INSTRUCTIONS TO FOLLOW: Everything in the entries below must be output exactly, apart from the pictures.

SUPPLIED ENTRIES:
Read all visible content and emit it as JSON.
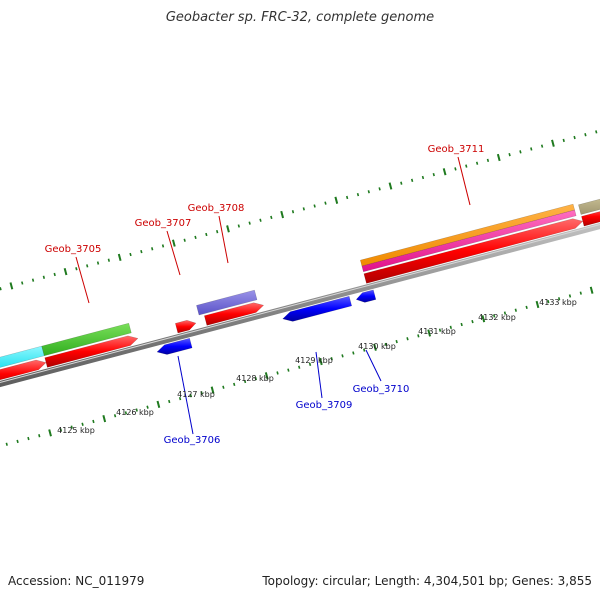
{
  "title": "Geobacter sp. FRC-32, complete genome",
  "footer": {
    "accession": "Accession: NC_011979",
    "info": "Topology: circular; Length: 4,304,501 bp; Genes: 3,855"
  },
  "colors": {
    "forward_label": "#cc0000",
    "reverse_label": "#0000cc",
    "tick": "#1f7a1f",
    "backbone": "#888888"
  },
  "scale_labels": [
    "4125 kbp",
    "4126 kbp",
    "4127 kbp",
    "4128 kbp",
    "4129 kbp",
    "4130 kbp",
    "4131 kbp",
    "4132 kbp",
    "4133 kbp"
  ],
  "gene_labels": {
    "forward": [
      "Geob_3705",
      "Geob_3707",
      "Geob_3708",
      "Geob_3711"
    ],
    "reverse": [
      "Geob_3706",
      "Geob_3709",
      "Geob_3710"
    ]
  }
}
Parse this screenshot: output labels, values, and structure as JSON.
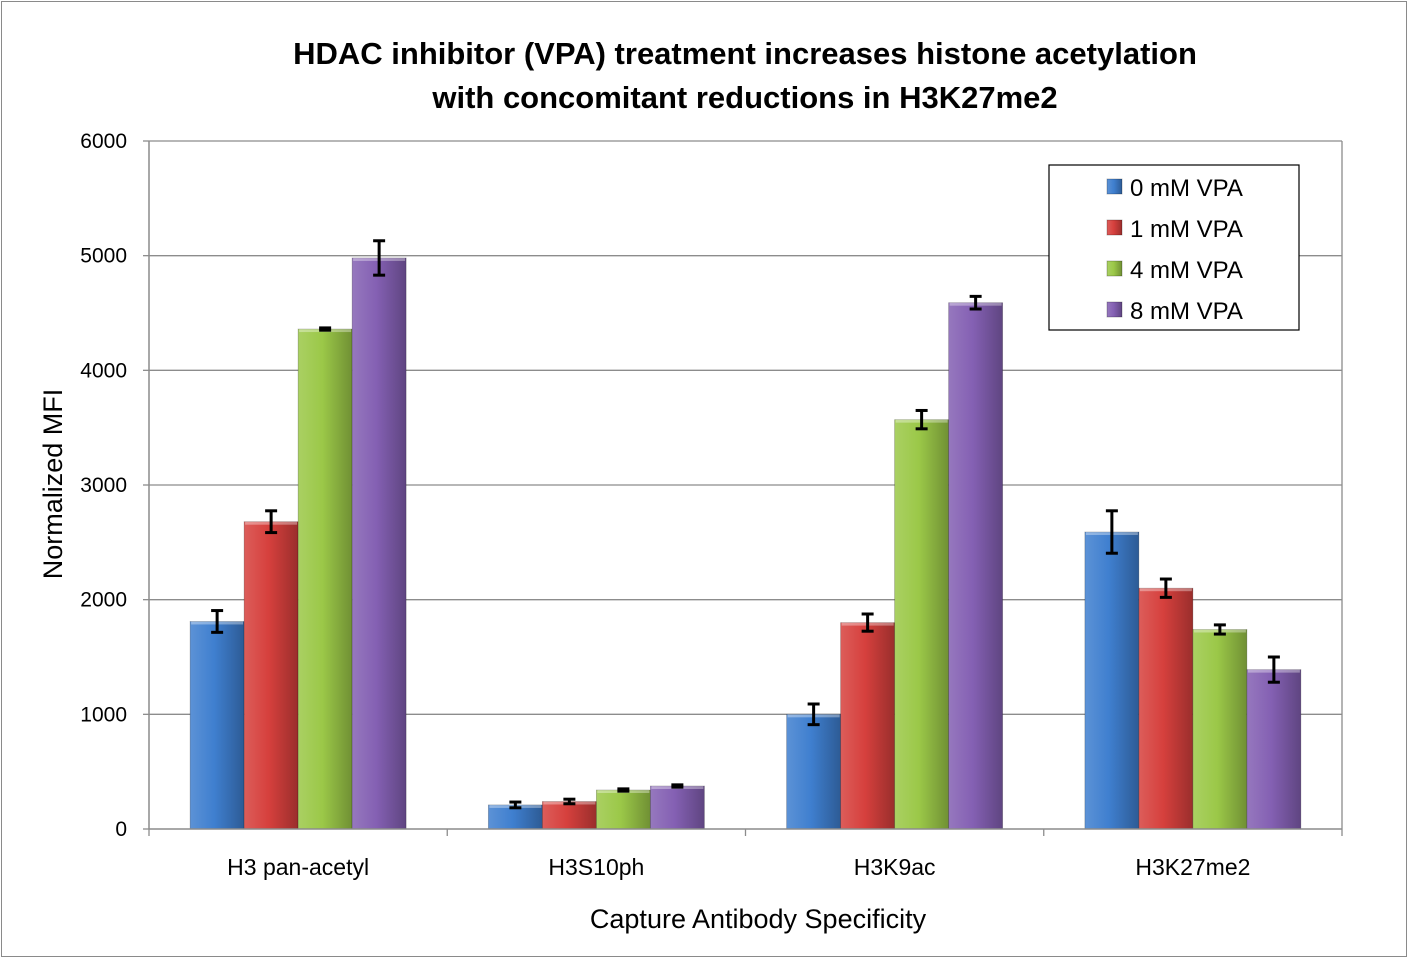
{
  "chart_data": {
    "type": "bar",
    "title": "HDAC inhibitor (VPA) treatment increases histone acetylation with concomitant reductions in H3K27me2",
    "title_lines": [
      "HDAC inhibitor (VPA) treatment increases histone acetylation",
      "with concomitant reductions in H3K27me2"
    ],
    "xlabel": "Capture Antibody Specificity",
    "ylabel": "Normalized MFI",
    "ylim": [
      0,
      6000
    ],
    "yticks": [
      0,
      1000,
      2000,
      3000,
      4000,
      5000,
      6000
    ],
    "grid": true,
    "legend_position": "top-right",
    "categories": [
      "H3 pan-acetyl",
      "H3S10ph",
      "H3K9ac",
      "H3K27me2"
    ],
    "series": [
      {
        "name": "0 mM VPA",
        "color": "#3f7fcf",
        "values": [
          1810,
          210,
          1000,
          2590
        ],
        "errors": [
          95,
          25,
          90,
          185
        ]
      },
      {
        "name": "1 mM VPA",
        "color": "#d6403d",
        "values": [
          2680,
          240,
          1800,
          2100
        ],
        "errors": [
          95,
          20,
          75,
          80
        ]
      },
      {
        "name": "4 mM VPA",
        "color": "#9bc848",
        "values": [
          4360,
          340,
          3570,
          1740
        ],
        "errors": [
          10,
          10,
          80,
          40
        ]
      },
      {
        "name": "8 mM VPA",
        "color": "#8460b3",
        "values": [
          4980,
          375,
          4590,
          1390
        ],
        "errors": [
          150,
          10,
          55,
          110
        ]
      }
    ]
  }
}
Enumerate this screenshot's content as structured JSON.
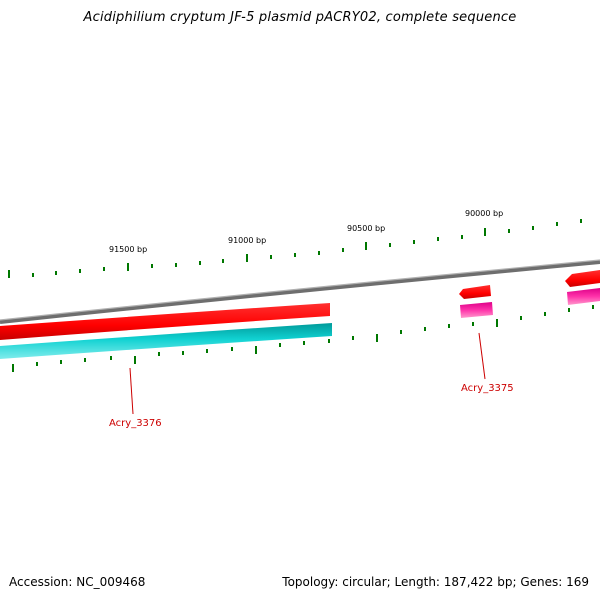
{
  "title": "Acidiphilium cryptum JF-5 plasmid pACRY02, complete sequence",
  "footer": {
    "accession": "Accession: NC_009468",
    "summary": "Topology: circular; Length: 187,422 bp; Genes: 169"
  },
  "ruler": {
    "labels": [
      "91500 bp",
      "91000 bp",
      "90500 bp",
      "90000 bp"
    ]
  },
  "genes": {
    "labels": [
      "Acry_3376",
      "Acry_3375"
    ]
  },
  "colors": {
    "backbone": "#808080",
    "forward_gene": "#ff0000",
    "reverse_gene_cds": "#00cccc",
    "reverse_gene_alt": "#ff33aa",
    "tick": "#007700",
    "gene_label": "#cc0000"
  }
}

SOLUTION FOR THIS EXERCISE:
Read all visible content and emit it as JSON.
{
  "title": "Geobacter sp. FRC-32, complete genome",
  "footer": {
    "accession": "Accession: NC_011979",
    "info": "Topology: circular; Length: 4,304,501 bp; Genes: 3,855"
  },
  "colors": {
    "forward_label": "#cc0000",
    "reverse_label": "#0000cc",
    "tick": "#1f7a1f",
    "backbone": "#888888"
  },
  "scale_labels": [
    "4125 kbp",
    "4126 kbp",
    "4127 kbp",
    "4128 kbp",
    "4129 kbp",
    "4130 kbp",
    "4131 kbp",
    "4132 kbp",
    "4133 kbp"
  ],
  "gene_labels": {
    "forward": [
      "Geob_3705",
      "Geob_3707",
      "Geob_3708",
      "Geob_3711"
    ],
    "reverse": [
      "Geob_3706",
      "Geob_3709",
      "Geob_3710"
    ]
  }
}
Parse this screenshot: output labels, values, and structure as JSON.
{
  "chart_data": {
    "type": "bar",
    "title": "HDAC inhibitor (VPA) treatment increases histone acetylation with concomitant reductions in H3K27me2",
    "title_lines": [
      "HDAC inhibitor (VPA) treatment increases histone acetylation",
      "with concomitant reductions in H3K27me2"
    ],
    "xlabel": "Capture Antibody Specificity",
    "ylabel": "Normalized MFI",
    "ylim": [
      0,
      6000
    ],
    "yticks": [
      0,
      1000,
      2000,
      3000,
      4000,
      5000,
      6000
    ],
    "grid": true,
    "legend_position": "top-right",
    "categories": [
      "H3 pan-acetyl",
      "H3S10ph",
      "H3K9ac",
      "H3K27me2"
    ],
    "series": [
      {
        "name": "0 mM VPA",
        "color": "#3f7fcf",
        "values": [
          1810,
          210,
          1000,
          2590
        ],
        "errors": [
          95,
          25,
          90,
          185
        ]
      },
      {
        "name": "1 mM VPA",
        "color": "#d6403d",
        "values": [
          2680,
          240,
          1800,
          2100
        ],
        "errors": [
          95,
          20,
          75,
          80
        ]
      },
      {
        "name": "4 mM VPA",
        "color": "#9bc848",
        "values": [
          4360,
          340,
          3570,
          1740
        ],
        "errors": [
          10,
          10,
          80,
          40
        ]
      },
      {
        "name": "8 mM VPA",
        "color": "#8460b3",
        "values": [
          4980,
          375,
          4590,
          1390
        ],
        "errors": [
          150,
          10,
          55,
          110
        ]
      }
    ]
  }
}
Enumerate this screenshot's content as structured JSON.
{
  "title": "Acidiphilium cryptum JF-5 plasmid pACRY02, complete sequence",
  "footer": {
    "accession": "Accession: NC_009468",
    "summary": "Topology: circular; Length: 187,422 bp; Genes: 169"
  },
  "ruler": {
    "labels": [
      "91500 bp",
      "91000 bp",
      "90500 bp",
      "90000 bp"
    ]
  },
  "genes": {
    "labels": [
      "Acry_3376",
      "Acry_3375"
    ]
  },
  "colors": {
    "backbone": "#808080",
    "forward_gene": "#ff0000",
    "reverse_gene_cds": "#00cccc",
    "reverse_gene_alt": "#ff33aa",
    "tick": "#007700",
    "gene_label": "#cc0000"
  }
}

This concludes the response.